**Problem to work on**
Comb through the entries for "color" and pull out each line that holds it.

**Given information**
══════

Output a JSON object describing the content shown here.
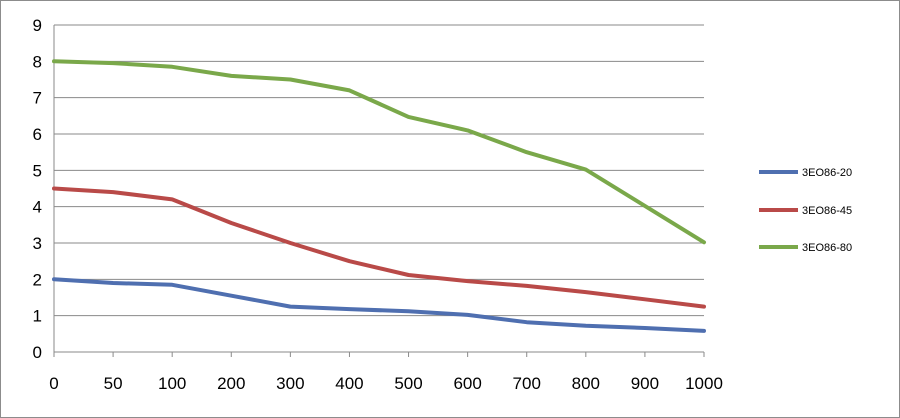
{
  "chart_data": {
    "type": "line",
    "title": "",
    "xlabel": "",
    "ylabel": "",
    "x": [
      "0",
      "50",
      "100",
      "200",
      "300",
      "400",
      "500",
      "600",
      "700",
      "800",
      "900",
      "1000"
    ],
    "ylim": [
      0,
      9
    ],
    "yticks": [
      "0",
      "1",
      "2",
      "3",
      "4",
      "5",
      "6",
      "7",
      "8",
      "9"
    ],
    "grid": "horizontal",
    "legend_position": "right",
    "series": [
      {
        "name": "3EO86-20",
        "color": "#4f6fb0",
        "values": [
          2.0,
          1.9,
          1.85,
          1.55,
          1.25,
          1.18,
          1.12,
          1.02,
          0.82,
          0.72,
          0.66,
          0.58
        ]
      },
      {
        "name": "3EO86-45",
        "color": "#b94a48",
        "values": [
          4.5,
          4.4,
          4.2,
          3.55,
          3.0,
          2.5,
          2.12,
          1.95,
          1.82,
          1.65,
          1.45,
          1.25
        ]
      },
      {
        "name": "3EO86-80",
        "color": "#7aa84a",
        "values": [
          8.0,
          7.95,
          7.85,
          7.6,
          7.5,
          7.2,
          6.47,
          6.1,
          5.5,
          5.02,
          4.02,
          3.02
        ]
      }
    ]
  }
}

══════

**Final answer**
        "color": "#4f6fb0",
        "color": "#b94a48",
        "color": "#7aa84a",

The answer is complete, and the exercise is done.